* [Material to process]

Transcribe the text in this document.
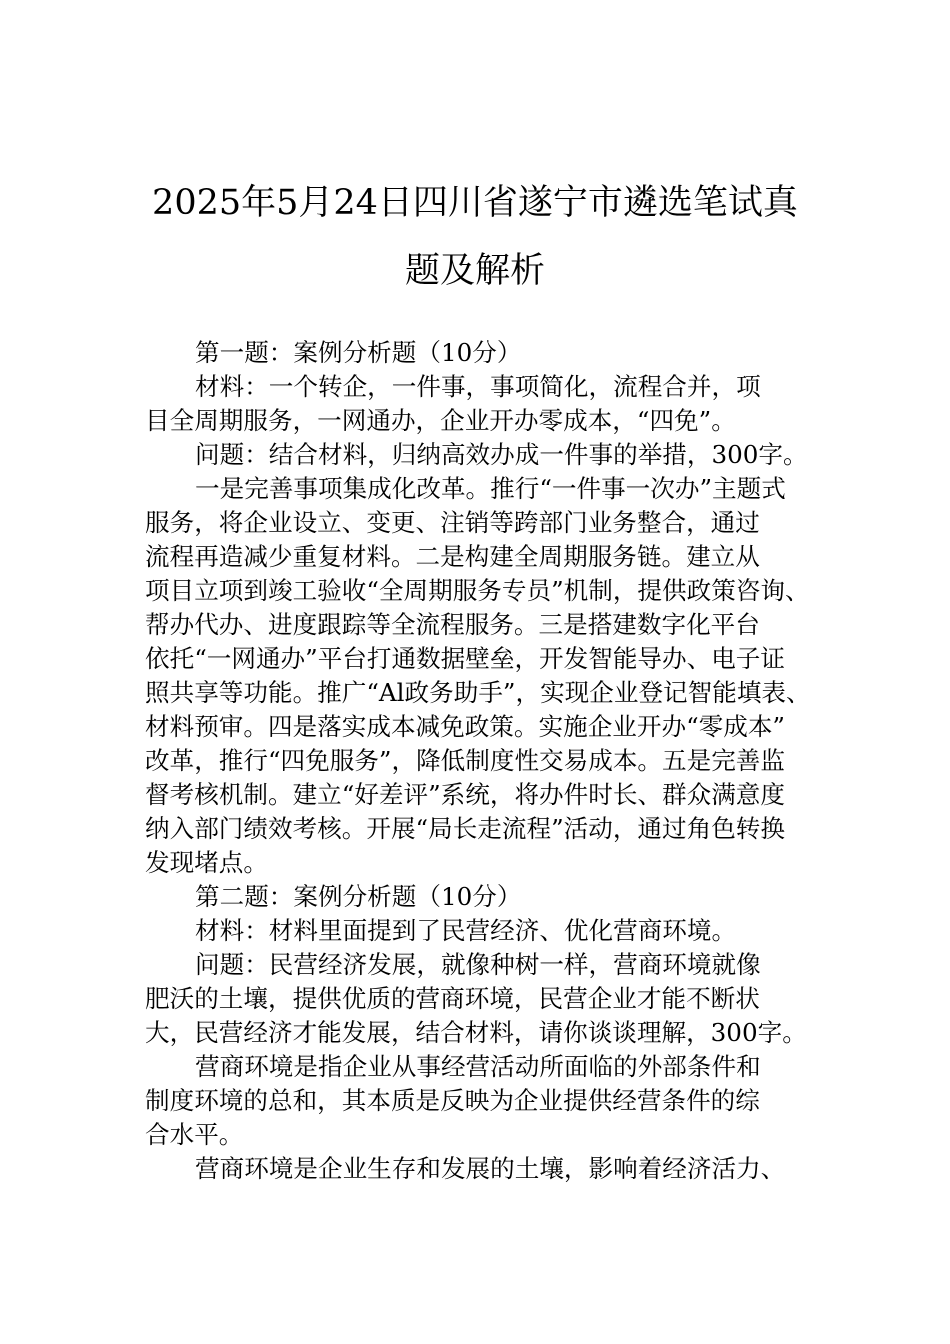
2025年5月24日四川省遂宁市遴选笔试真
题及解析
第一题：案例分析题（10分）
材料：一个转企，一件事，事项简化，流程合并，项
目全周期服务，一网通办，企业开办零成本，“四免”。
问题：结合材料，归纳高效办成一件事的举措，300字。
一是完善事项集成化改革。推行“一件事一次办”主题式
服务，将企业设立、变更、注销等跨部门业务整合，通过
流程再造减少重复材料。二是构建全周期服务链。建立从
项目立项到竣工验收“全周期服务专员”机制，提供政策咨询、
帮办代办、进度跟踪等全流程服务。三是搭建数字化平台
依托“一网通办”平台打通数据壁垒，开发智能导办、电子证
照共享等功能。推广“Al政务助手”，实现企业登记智能填表、
材料预审。四是落实成本减免政策。实施企业开办“零成本”
改革，推行“四免服务”，降低制度性交易成本。五是完善监
督考核机制。建立“好差评”系统，将办件时长、群众满意度
纳入部门绩效考核。开展“局长走流程”活动，通过角色转换
发现堵点。
第二题：案例分析题（10分）
材料：材料里面提到了民营经济、优化营商环境。
问题：民营经济发展，就像种树一样，营商环境就像
肥沃的土壤，提供优质的营商环境，民营企业才能不断状
大，民营经济才能发展，结合材料，请你谈谈理解，300字。
营商环境是指企业从事经营活动所面临的外部条件和
制度环境的总和，其本质是反映为企业提供经营条件的综
合水平。
营商环境是企业生存和发展的土壤，影响着经济活力、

* [Task objective] Each record must be quoted in full and exactly. Do not include the pictures.

* [Worked solution]
Transcribe the text in this document.
2025年5月24日四川省遂宁市遴选笔试真
题及解析
第一题：案例分析题（10分）
材料：一个转企，一件事，事项简化，流程合并，项
目全周期服务，一网通办，企业开办零成本，“四免”。
问题：结合材料，归纳高效办成一件事的举措，300字。
一是完善事项集成化改革。推行“一件事一次办”主题式
服务，将企业设立、变更、注销等跨部门业务整合，通过
流程再造减少重复材料。二是构建全周期服务链。建立从
项目立项到竣工验收“全周期服务专员”机制，提供政策咨询、
帮办代办、进度跟踪等全流程服务。三是搭建数字化平台
依托“一网通办”平台打通数据壁垒，开发智能导办、电子证
照共享等功能。推广“Al政务助手”，实现企业登记智能填表、
材料预审。四是落实成本减免政策。实施企业开办“零成本”
改革，推行“四免服务”，降低制度性交易成本。五是完善监
督考核机制。建立“好差评”系统，将办件时长、群众满意度
纳入部门绩效考核。开展“局长走流程”活动，通过角色转换
发现堵点。
第二题：案例分析题（10分）
材料：材料里面提到了民营经济、优化营商环境。
问题：民营经济发展，就像种树一样，营商环境就像
肥沃的土壤，提供优质的营商环境，民营企业才能不断状
大，民营经济才能发展，结合材料，请你谈谈理解，300字。
营商环境是指企业从事经营活动所面临的外部条件和
制度环境的总和，其本质是反映为企业提供经营条件的综
合水平。
营商环境是企业生存和发展的土壤，影响着经济活力、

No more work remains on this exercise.